# What you should do
Check each line of the listing for the string "into", count the lines that have it, and answer with that number only.

Stored data:
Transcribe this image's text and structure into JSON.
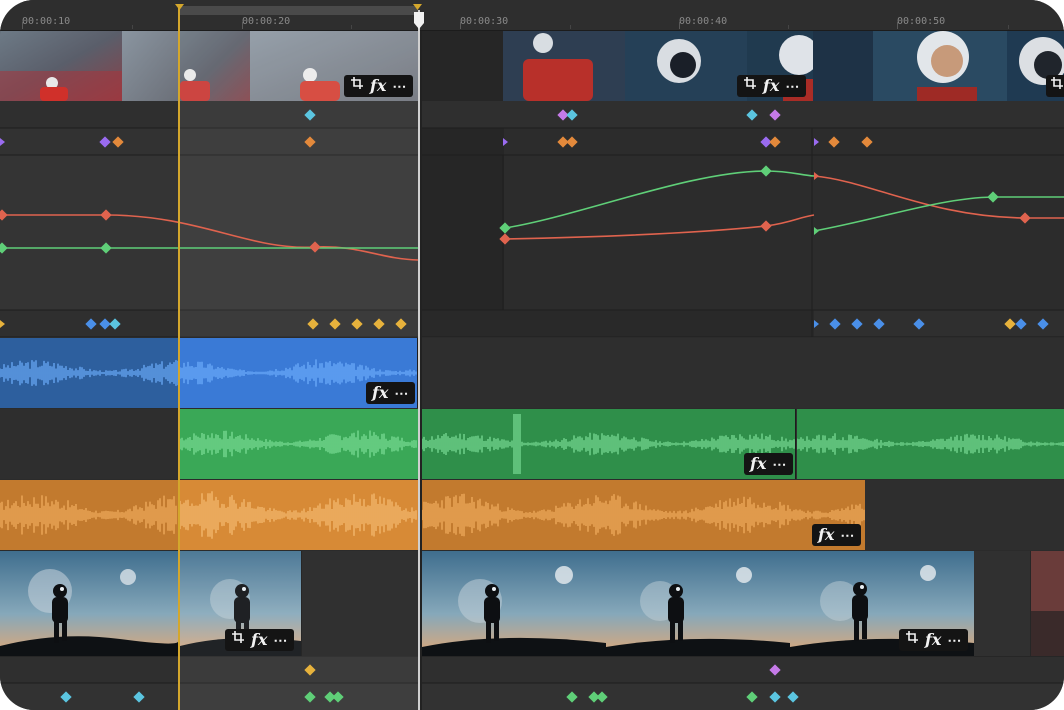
{
  "ruler": {
    "labels": [
      "00:00:10",
      "00:00:20",
      "00:00:30",
      "00:00:40",
      "00:00:50"
    ]
  },
  "clip_badges": {
    "fx_label": "fx",
    "more_label": "⋯"
  },
  "icons": {
    "crop": "crop-icon",
    "fx": "fx-icon",
    "more": "more-icon",
    "keyframe": "diamond-keyframe-icon",
    "playhead": "playhead-handle-icon"
  },
  "colors": {
    "panel_bg": "#2b2b2b",
    "selection": "#d4a72c",
    "audio_blue": "#3a7ad6",
    "audio_green": "#3aa857",
    "audio_orange": "#d78a36",
    "curve_green": "#5fcf78",
    "curve_red": "#e0634e",
    "kf_purple": "#9a6bf0",
    "kf_orange": "#e3893b",
    "kf_cyan": "#5bc5e0",
    "kf_yellow": "#e7b23c",
    "kf_blue": "#4a8fe8",
    "kf_green": "#5fcf78"
  }
}
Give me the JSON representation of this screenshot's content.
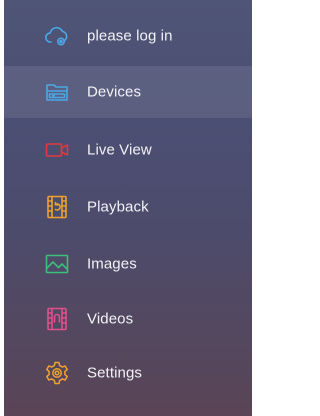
{
  "drawer": {
    "items": [
      {
        "label": "please log in",
        "icon": "cloud-settings-icon",
        "icon_color": "#4aa8e8",
        "selected": false
      },
      {
        "label": "Devices",
        "icon": "devices-icon",
        "icon_color": "#4aa8e8",
        "selected": true
      },
      {
        "label": "Live View",
        "icon": "video-camera-icon",
        "icon_color": "#e0383f",
        "selected": false
      },
      {
        "label": "Playback",
        "icon": "playback-film-icon",
        "icon_color": "#f0a030",
        "selected": false
      },
      {
        "label": "Images",
        "icon": "image-icon",
        "icon_color": "#3bbf7a",
        "selected": false
      },
      {
        "label": "Videos",
        "icon": "video-film-icon",
        "icon_color": "#e0508a",
        "selected": false
      },
      {
        "label": "Settings",
        "icon": "gear-icon",
        "icon_color": "#f0a030",
        "selected": false
      }
    ]
  }
}
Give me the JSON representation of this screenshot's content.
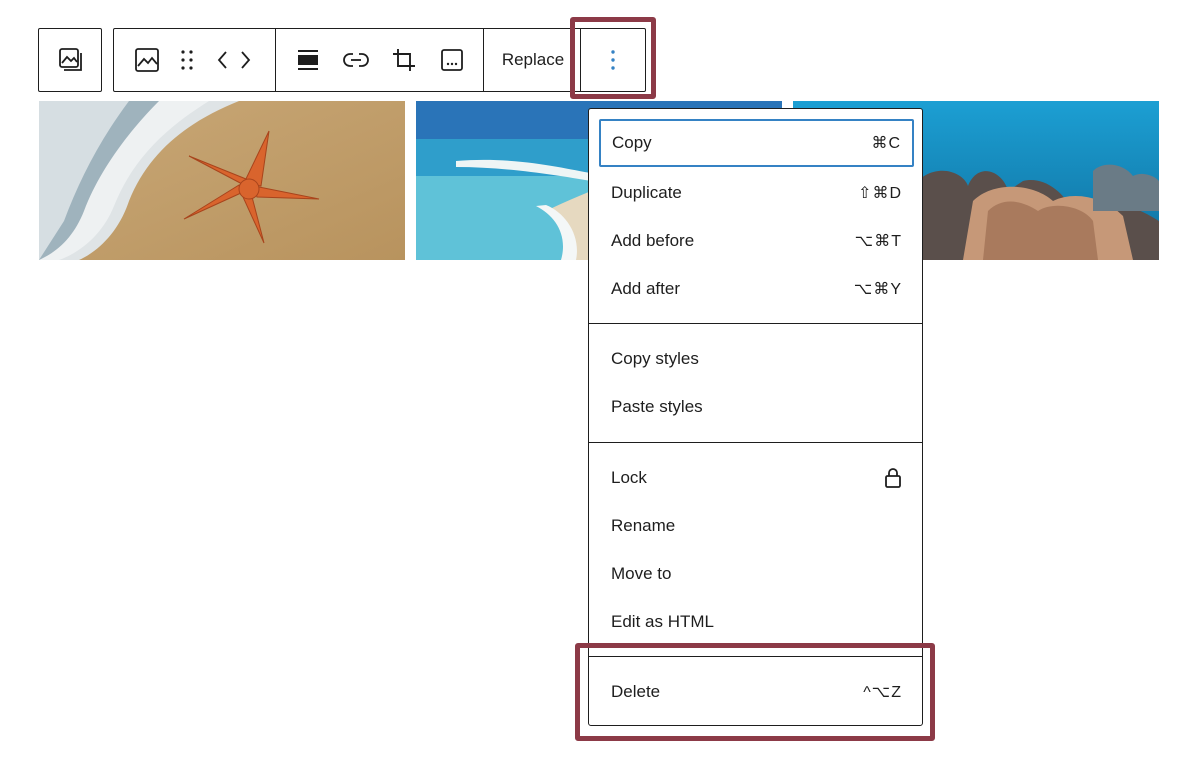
{
  "toolbar": {
    "single_icon": "gallery-icon",
    "icons": [
      "image-icon",
      "drag-handle-icon",
      "chevron-left-icon",
      "chevron-right-icon",
      "align-icon",
      "link-icon",
      "crop-icon",
      "caption-icon"
    ],
    "replace_label": "Replace",
    "more_icon": "more-vertical-icon",
    "more_icon_color": "#3582c4"
  },
  "images": [
    {
      "name": "starfish-on-beach"
    },
    {
      "name": "tropical-beach-shore"
    },
    {
      "name": "coral-reef-underwater"
    }
  ],
  "menu": {
    "groups": [
      [
        {
          "label": "Copy",
          "shortcut": "⌘C"
        },
        {
          "label": "Duplicate",
          "shortcut": "⇧⌘D"
        },
        {
          "label": "Add before",
          "shortcut": "⌥⌘T"
        },
        {
          "label": "Add after",
          "shortcut": "⌥⌘Y"
        }
      ],
      [
        {
          "label": "Copy styles"
        },
        {
          "label": "Paste styles"
        }
      ],
      [
        {
          "label": "Lock",
          "icon": "lock-icon"
        },
        {
          "label": "Rename"
        },
        {
          "label": "Move to"
        },
        {
          "label": "Edit as HTML"
        }
      ],
      [
        {
          "label": "Delete",
          "shortcut": "^⌥Z"
        }
      ]
    ]
  },
  "colors": {
    "highlight": "#8c3a47",
    "focus": "#3582c4",
    "border": "#1e1e1e"
  }
}
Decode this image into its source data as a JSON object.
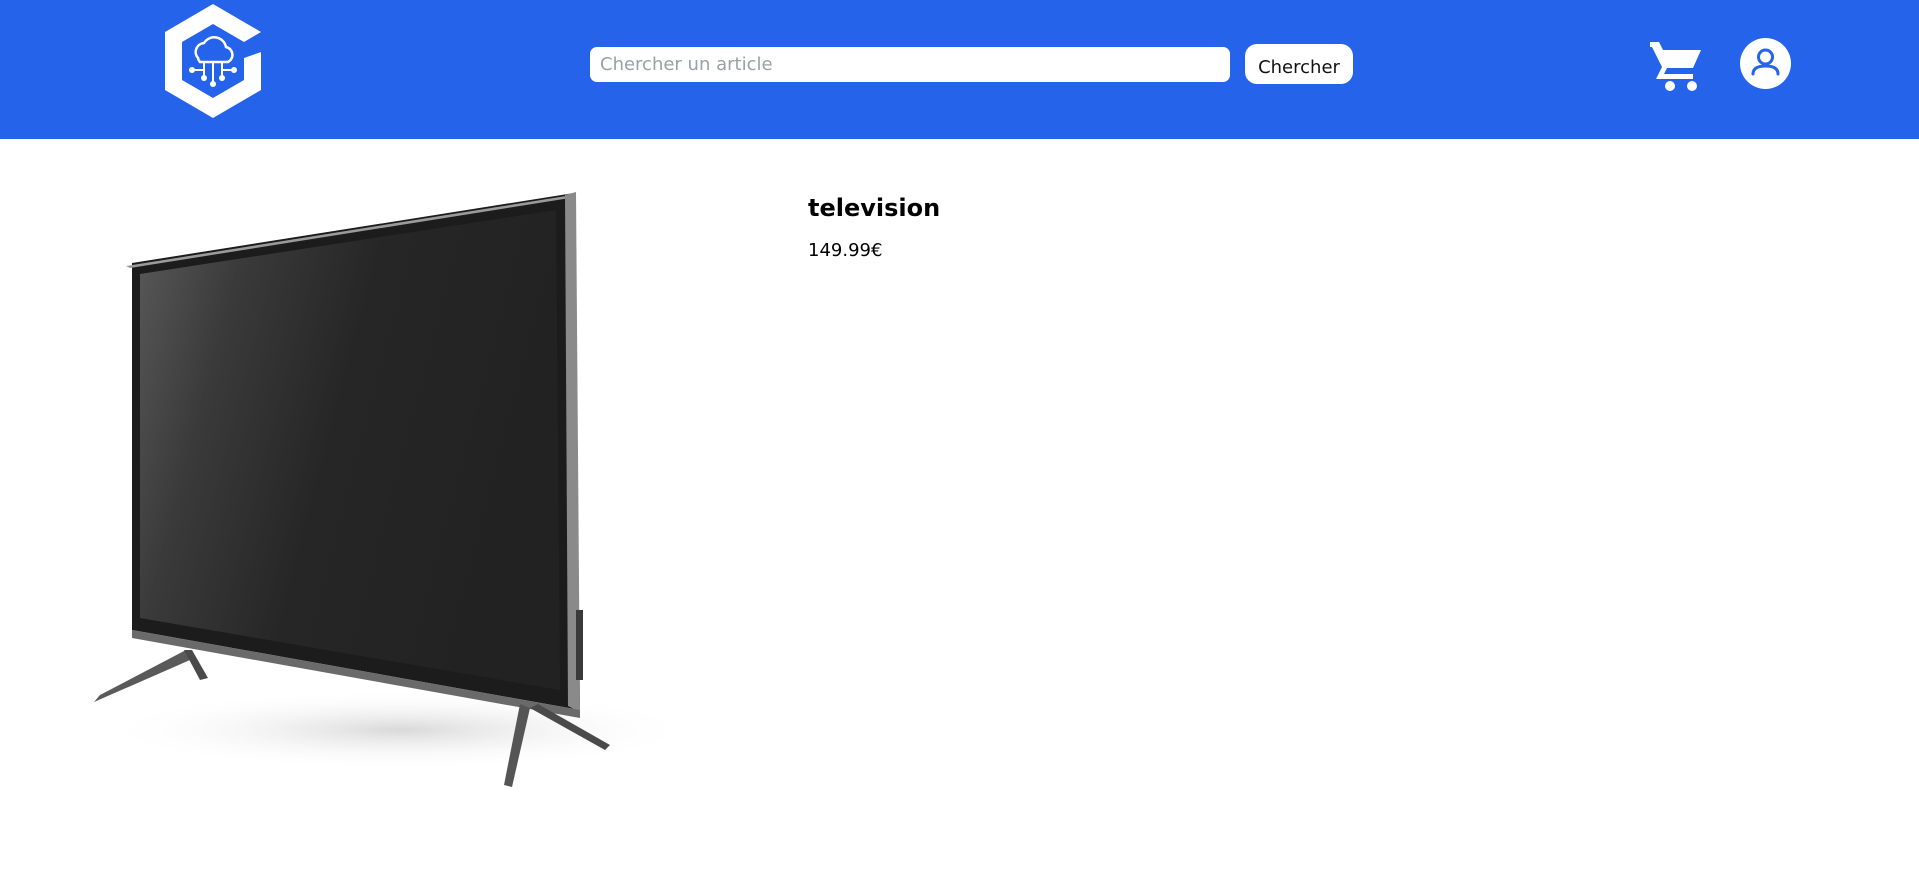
{
  "header": {
    "background_color": "#2563eb",
    "logo_icon": "cloud-network-hexagon-icon"
  },
  "search": {
    "placeholder": "Chercher un article",
    "value": "",
    "button_label": "Chercher"
  },
  "nav": {
    "cart_icon": "cart-icon",
    "account_icon": "user-icon"
  },
  "product": {
    "image_icon": "television-image",
    "title": "television",
    "price": "149.99€"
  }
}
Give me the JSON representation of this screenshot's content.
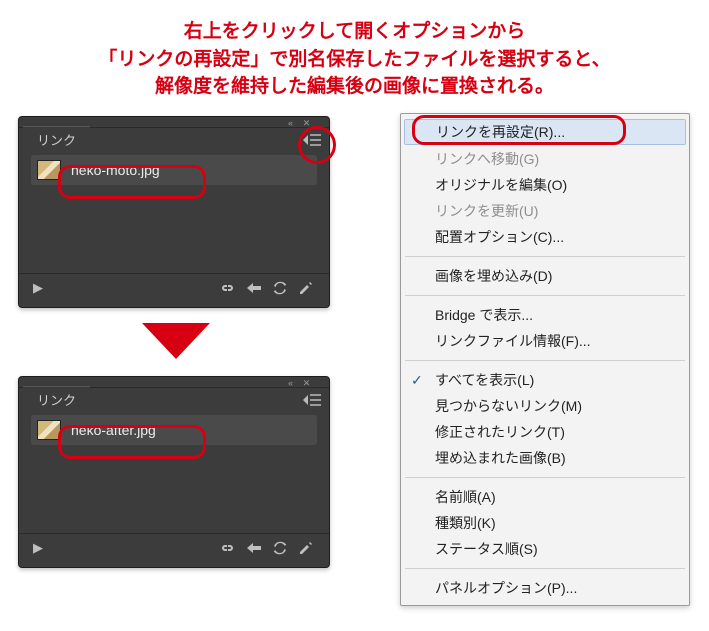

# Exercise response
2